• Problem statement
Write out the records word for word, starting at their first line and stopping after the line that contains "data-point-marker: [501, 560, 509, 568]".
**** Available records
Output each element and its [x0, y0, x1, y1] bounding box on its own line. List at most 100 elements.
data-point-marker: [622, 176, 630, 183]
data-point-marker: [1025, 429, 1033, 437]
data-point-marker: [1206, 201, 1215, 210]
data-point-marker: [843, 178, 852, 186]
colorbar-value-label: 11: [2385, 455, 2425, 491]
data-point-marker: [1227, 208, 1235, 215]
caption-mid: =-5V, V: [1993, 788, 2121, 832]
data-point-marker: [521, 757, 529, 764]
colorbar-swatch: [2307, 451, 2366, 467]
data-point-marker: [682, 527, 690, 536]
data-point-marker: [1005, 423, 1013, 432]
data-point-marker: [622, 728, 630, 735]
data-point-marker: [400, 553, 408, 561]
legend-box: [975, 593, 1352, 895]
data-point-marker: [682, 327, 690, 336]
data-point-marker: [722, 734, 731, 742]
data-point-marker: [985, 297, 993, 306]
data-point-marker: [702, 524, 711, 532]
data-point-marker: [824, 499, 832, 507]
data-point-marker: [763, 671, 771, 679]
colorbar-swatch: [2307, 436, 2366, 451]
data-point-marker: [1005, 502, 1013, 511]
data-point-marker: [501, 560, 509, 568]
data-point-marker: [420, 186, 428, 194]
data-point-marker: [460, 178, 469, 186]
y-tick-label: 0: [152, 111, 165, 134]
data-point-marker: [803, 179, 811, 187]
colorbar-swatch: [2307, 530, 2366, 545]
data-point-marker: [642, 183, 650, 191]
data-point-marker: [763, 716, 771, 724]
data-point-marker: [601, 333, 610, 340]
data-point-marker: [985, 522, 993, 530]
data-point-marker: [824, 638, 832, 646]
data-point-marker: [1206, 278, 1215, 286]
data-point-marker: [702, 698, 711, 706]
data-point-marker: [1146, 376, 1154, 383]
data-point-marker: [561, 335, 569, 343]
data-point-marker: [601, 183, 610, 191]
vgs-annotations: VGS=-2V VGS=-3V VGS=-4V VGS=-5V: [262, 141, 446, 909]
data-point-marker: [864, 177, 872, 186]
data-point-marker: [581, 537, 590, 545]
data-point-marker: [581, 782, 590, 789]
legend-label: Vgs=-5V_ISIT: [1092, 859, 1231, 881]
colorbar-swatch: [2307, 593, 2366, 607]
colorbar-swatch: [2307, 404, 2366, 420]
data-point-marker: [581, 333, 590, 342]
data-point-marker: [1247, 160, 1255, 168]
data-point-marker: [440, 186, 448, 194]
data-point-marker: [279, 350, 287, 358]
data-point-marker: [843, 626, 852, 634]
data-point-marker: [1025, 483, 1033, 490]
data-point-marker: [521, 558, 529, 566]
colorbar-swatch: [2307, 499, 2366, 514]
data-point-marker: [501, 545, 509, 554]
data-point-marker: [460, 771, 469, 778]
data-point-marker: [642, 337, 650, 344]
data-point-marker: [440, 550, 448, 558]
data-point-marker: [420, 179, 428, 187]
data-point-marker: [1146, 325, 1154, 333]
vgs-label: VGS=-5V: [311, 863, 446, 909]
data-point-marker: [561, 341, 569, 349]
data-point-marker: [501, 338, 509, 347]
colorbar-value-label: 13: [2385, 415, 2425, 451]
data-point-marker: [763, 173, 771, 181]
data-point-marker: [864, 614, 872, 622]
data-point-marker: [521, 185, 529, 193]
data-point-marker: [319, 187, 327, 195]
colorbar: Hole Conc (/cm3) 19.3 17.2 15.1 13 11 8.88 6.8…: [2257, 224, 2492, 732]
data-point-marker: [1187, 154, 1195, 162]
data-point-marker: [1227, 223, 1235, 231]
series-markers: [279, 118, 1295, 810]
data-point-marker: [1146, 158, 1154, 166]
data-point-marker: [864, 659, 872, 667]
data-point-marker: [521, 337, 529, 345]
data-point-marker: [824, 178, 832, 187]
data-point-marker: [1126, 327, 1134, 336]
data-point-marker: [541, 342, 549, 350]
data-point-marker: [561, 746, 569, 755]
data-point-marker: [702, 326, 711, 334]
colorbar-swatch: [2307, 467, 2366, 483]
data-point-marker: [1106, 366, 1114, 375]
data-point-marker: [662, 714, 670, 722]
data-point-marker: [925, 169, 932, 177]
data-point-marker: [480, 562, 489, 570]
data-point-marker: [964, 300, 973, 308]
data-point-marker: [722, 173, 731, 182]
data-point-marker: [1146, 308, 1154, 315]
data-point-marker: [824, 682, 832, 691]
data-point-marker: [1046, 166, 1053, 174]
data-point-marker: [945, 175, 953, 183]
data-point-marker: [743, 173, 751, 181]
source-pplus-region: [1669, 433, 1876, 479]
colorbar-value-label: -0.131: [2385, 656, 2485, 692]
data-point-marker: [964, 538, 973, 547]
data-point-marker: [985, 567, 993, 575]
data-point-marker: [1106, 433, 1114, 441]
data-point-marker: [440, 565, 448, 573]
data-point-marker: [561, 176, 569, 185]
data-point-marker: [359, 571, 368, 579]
********
• Solved exercise
Output each element and its [x0, y0, x1, y1] bounding box on its own line. List at most 100 elements.
data-point-marker: [622, 176, 630, 183]
data-point-marker: [1025, 429, 1033, 437]
data-point-marker: [1206, 201, 1215, 210]
data-point-marker: [843, 178, 852, 186]
colorbar-value-label: 11: [2385, 455, 2425, 491]
data-point-marker: [1227, 208, 1235, 215]
caption-mid: =-5V, V: [1993, 788, 2121, 832]
data-point-marker: [521, 757, 529, 764]
colorbar-swatch: [2307, 451, 2366, 467]
data-point-marker: [682, 527, 690, 536]
data-point-marker: [1005, 423, 1013, 432]
data-point-marker: [622, 728, 630, 735]
data-point-marker: [400, 553, 408, 561]
legend-box: [975, 593, 1352, 895]
data-point-marker: [682, 327, 690, 336]
data-point-marker: [722, 734, 731, 742]
data-point-marker: [985, 297, 993, 306]
data-point-marker: [702, 524, 711, 532]
data-point-marker: [824, 499, 832, 507]
data-point-marker: [763, 671, 771, 679]
colorbar-swatch: [2307, 436, 2366, 451]
data-point-marker: [1005, 502, 1013, 511]
data-point-marker: [501, 560, 509, 568]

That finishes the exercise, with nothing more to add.